| WHAT NEEDS TO BE DONE |
From the listing below, extract every line in which the word "seduta" appears.

** begin **

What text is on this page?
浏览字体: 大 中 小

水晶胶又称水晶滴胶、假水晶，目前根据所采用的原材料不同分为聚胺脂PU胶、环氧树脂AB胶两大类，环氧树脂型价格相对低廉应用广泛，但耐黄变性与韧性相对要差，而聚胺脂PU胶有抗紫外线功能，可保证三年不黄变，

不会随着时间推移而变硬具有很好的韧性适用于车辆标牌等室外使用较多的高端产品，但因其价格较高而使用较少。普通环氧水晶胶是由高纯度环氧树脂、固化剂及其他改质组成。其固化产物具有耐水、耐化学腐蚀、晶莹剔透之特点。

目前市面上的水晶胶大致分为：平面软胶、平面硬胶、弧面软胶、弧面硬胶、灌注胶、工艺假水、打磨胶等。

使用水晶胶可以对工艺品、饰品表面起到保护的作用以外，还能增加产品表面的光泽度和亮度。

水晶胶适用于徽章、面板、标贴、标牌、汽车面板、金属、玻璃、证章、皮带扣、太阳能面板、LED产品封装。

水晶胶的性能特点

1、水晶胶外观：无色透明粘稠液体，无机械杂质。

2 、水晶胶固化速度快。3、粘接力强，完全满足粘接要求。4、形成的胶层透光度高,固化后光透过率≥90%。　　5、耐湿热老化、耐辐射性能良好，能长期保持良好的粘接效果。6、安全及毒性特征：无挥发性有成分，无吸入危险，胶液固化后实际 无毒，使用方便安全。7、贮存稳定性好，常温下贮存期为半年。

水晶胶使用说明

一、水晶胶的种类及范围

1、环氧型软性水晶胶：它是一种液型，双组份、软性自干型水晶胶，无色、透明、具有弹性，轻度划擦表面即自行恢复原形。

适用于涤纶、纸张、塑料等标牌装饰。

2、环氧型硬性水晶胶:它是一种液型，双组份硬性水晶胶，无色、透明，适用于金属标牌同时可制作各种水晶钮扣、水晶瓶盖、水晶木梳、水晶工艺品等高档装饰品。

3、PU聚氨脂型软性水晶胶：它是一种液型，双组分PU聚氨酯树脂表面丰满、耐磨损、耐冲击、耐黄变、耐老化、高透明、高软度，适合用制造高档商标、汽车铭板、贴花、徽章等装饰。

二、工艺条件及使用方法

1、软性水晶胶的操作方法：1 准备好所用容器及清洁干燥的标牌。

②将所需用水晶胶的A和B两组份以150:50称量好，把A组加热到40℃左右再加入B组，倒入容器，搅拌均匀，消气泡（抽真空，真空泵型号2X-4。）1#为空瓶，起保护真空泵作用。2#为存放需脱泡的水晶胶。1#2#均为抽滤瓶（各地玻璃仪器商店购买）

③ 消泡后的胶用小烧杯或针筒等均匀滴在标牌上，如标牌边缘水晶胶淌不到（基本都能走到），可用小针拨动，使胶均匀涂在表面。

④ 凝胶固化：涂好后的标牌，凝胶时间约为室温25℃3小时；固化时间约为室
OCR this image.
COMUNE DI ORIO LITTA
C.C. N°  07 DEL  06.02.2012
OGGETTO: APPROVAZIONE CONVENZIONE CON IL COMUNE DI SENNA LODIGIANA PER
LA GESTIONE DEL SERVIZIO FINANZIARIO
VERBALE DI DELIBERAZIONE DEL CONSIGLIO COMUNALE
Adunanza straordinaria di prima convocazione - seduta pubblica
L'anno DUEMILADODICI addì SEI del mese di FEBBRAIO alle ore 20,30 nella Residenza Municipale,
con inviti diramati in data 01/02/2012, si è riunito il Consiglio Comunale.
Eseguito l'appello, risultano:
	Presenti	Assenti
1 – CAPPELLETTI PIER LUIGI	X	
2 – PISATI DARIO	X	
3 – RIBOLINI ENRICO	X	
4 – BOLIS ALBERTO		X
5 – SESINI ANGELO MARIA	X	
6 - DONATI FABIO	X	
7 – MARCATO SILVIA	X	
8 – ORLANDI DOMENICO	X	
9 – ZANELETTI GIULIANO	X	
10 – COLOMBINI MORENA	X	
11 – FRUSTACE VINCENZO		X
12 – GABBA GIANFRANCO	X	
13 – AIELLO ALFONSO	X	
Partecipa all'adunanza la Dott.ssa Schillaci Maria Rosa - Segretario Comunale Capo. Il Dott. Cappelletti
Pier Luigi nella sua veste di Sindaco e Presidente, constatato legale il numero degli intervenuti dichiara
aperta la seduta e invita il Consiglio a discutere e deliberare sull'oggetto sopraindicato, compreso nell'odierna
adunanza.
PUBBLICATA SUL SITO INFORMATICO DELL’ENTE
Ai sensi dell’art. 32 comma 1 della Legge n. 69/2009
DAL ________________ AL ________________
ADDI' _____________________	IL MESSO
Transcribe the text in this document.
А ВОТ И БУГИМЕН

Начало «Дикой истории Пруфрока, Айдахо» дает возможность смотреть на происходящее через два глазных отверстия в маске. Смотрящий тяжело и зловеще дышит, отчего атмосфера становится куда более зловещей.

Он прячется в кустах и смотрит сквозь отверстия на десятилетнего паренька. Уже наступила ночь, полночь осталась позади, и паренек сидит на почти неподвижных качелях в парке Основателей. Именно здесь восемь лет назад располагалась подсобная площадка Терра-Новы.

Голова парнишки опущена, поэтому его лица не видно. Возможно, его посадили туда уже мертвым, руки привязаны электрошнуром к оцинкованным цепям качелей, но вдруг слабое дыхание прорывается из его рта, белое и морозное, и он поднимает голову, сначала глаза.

** end **

| RESULT OF THIS TASK |
Adunanza straordinaria di prima convocazione - seduta pubblica
aperta la seduta e invita il Consiglio a discutere e deliberare sull'oggetto sopraindicato, compreso nell'odierna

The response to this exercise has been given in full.